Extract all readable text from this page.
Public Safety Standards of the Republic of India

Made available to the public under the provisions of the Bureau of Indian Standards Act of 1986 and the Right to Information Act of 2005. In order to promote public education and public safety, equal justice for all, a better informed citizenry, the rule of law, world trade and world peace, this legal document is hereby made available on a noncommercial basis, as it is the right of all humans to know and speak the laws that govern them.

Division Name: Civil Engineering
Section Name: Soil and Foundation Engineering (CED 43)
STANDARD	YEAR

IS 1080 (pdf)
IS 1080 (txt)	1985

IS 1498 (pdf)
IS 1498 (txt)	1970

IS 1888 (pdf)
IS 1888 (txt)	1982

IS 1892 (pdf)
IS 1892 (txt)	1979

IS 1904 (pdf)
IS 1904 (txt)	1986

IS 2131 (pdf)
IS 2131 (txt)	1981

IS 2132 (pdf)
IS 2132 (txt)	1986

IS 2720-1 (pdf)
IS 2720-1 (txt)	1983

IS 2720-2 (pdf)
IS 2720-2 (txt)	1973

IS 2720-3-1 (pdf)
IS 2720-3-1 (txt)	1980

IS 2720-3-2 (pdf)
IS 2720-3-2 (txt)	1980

What you are asked to do: From the listing above, pick out each line where the word "Name" appears.

Written answer:
Division Name: Civil Engineering
Section Name: Soil and Foundation Engineering (CED 43)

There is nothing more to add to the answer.